Work order 1:
List each action that the account of the knee consultation says the doctor's office took regarding the MRI, from running the numbers through requesting payment.
Work order 2:
Answer each question from the account of the knee consultation.
(a) At what time did the husband leave the house?
(b) What is the amount of the deductible?
(c) Where is the money to pay for the MRI held?
Work order 3:
Reproduce the account of the knee consultation between "Yesterday, my husband" and "lots of issues.", inclusive.
Segment Start: Passage for review
Yesterday, my husband went for his consultation with the knee doctor. He had to drive 2.5 hours to get there (the doctor is considered one of the best in the world, but the only downfall is that it’s quite a drive. But compared with all the people who fly to see him, we’re not doing so badly to have to drive a few hours). He left the house at 6:30 am and got home at 8pm, so it was quite a day. They did x-rays and an MRI, and have determined that they definitely need to do surgery on one knee, possibly on the other as well – lots of issues.
When they did the MRI, they required payment upfront. They hadn’t mentioned anything about that when he scheduled the appointment. They had told him what kind of clothes to wear (shorts, with no metal in them) for the MRI, but nothing about payment up front. They’re on our insurance network, and typically providers bill the insurance and then send the patient a bill a few weeks later for the deductible amount. Our deductible is $3000, and the MRI cost about $1200 (our insurance company’s rate). But this doctor’s office just ran the numbers right there, determined what portion the insurance would pay (zero, since we haven’t met the deductible yet), determined the insurance rate for the MRI, submitted it as an expense to our insurance so that it would get counted towards the deductible, and then asked for payment. Good thing we always carry a credit card. I’m a big fan of credit cards. We have one personal card and one business card (plus the AmEx that we only use at Costco, so I’m not counting it). We pay them off every month, so we don’t pay interest. In this situation, we have the money to pay for the MRI, it’s in our HSA. But to access that money, we have to call the HSA and have them initiate a balance transfer to our checking account. The money shows up in the checking account in a few days.
Segment End: Passage for review
Segment Start: Supplied material
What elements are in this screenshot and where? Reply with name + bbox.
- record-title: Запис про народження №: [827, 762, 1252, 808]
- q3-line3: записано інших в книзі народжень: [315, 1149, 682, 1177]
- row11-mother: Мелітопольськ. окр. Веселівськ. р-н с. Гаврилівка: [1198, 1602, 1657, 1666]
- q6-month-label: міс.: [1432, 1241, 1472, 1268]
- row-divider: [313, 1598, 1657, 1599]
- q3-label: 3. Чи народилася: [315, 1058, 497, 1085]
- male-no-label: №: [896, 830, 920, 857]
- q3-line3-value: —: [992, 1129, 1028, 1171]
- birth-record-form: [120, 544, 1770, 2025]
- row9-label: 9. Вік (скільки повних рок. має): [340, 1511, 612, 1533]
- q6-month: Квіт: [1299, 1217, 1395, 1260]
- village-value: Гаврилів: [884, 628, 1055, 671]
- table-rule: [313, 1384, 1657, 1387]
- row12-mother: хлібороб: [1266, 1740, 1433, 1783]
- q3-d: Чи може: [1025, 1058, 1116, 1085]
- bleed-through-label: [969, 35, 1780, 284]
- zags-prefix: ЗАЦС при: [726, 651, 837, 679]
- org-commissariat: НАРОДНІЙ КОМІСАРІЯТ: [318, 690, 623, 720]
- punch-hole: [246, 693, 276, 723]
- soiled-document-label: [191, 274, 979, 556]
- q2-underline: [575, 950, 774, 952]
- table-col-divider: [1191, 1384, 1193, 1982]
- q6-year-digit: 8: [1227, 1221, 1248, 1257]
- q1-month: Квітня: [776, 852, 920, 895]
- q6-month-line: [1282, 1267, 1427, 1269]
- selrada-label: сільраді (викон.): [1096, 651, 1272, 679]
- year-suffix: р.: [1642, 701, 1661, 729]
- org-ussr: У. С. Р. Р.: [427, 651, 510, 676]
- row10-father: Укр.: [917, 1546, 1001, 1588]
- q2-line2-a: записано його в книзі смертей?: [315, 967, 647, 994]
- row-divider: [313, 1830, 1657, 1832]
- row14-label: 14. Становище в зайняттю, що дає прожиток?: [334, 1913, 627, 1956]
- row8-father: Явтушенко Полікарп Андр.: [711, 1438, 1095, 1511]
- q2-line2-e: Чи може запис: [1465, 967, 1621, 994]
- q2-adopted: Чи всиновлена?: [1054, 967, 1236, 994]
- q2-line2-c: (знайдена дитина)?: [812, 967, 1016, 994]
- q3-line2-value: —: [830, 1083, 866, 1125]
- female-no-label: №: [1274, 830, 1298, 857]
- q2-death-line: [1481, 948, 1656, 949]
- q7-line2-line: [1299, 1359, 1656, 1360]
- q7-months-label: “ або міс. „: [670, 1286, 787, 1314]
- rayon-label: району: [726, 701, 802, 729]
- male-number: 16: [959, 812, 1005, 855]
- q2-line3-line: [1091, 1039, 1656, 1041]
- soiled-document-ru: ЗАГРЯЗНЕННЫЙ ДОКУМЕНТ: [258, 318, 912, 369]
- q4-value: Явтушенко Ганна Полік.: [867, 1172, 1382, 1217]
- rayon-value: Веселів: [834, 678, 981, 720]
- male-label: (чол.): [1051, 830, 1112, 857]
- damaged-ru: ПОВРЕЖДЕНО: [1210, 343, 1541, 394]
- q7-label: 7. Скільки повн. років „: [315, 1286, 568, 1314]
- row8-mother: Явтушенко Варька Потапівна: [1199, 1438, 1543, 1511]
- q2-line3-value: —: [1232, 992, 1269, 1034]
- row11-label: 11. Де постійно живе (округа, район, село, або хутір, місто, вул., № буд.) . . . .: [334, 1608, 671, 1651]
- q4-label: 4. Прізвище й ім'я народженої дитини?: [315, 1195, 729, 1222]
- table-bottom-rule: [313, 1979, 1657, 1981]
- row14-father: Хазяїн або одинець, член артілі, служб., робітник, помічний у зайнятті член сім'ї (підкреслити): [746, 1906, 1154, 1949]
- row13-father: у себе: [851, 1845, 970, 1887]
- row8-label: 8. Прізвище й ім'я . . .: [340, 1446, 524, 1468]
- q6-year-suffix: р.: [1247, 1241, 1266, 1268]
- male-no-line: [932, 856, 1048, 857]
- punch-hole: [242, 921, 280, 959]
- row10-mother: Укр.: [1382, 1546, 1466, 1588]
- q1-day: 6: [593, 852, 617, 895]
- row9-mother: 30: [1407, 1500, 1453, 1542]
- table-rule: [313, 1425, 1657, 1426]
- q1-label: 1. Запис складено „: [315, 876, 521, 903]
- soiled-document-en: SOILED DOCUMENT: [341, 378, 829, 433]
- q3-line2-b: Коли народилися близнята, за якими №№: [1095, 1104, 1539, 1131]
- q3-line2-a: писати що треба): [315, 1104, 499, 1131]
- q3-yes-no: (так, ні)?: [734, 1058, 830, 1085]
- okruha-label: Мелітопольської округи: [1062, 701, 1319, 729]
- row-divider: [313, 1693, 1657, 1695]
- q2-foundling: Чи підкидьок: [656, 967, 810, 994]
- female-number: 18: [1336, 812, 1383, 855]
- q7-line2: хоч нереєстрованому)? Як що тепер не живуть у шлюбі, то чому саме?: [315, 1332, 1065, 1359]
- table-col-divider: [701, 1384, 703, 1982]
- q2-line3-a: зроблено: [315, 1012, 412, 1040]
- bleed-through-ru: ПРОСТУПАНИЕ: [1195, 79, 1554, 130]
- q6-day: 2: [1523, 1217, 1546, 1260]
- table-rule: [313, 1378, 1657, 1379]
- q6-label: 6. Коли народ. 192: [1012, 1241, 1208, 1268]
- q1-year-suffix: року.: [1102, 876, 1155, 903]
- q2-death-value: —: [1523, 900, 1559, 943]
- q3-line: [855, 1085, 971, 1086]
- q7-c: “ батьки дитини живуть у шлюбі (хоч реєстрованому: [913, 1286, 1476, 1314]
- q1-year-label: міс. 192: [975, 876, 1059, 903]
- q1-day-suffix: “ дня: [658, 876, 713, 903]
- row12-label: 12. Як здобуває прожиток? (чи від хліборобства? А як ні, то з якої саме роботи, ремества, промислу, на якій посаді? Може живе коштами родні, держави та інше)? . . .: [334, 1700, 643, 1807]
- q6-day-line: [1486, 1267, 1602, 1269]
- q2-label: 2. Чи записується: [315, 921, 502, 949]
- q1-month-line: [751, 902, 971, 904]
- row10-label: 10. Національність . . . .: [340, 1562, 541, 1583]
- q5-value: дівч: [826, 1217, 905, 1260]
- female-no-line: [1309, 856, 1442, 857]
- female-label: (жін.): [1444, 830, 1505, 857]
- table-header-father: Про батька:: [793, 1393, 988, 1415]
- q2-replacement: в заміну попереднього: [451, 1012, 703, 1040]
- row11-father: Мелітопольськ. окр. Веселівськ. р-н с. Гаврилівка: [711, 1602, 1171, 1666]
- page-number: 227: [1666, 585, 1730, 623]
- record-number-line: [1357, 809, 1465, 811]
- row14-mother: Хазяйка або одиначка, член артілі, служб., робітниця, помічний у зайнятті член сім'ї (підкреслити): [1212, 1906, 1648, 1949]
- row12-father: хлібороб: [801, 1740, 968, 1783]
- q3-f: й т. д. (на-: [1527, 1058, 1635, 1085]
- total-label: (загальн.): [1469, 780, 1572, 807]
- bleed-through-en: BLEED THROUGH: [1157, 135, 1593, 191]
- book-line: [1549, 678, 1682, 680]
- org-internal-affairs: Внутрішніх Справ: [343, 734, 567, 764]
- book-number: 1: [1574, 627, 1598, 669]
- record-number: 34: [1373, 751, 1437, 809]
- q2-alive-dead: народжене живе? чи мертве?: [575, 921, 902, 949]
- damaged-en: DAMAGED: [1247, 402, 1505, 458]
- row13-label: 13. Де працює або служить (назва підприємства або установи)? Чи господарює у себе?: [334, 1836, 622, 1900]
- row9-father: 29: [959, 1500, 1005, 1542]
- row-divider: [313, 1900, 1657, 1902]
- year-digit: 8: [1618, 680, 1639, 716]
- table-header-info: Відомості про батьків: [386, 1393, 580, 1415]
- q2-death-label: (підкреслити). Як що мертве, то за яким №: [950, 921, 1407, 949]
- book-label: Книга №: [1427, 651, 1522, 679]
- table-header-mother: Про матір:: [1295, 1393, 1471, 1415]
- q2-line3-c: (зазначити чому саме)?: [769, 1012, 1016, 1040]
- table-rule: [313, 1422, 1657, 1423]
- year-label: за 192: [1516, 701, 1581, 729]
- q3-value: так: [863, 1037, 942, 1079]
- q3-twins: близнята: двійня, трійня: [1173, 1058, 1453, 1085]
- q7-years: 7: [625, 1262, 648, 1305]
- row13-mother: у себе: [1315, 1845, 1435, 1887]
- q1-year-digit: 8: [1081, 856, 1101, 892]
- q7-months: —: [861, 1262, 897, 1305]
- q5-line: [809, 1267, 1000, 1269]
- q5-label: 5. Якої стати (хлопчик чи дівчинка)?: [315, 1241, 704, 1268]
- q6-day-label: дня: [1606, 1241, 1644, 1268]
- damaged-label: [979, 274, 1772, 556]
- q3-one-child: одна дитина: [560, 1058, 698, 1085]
Segment End: Supplied material
Final answer 1:
1. Ran the numbers right there
2. Determined what portion the insurance would pay (zero, since the deductible had not yet been met)
3. Determined the insurance rate for the MRI
4. Submitted it as an expense to the insurance so that it would count toward the deductible
5. Asked for payment

Final answer 2:
(a) 6:30 am
(b) $3000
(c) In their HSA

Final answer 3:
Yesterday, my husband went for his consultation with the knee doctor. He had to drive 2.5 hours to get there (the doctor is considered one of the best in the world, but the only downfall is that it’s quite a drive. But compared with all the people who fly to see him, we’re not doing so badly to have to drive a few hours). He left the house at 6:30 am and got home at 8pm, so it was quite a day. They did x-rays and an MRI, and have determined that they definitely need to do surgery on one knee, possibly on the other as well – lots of issues.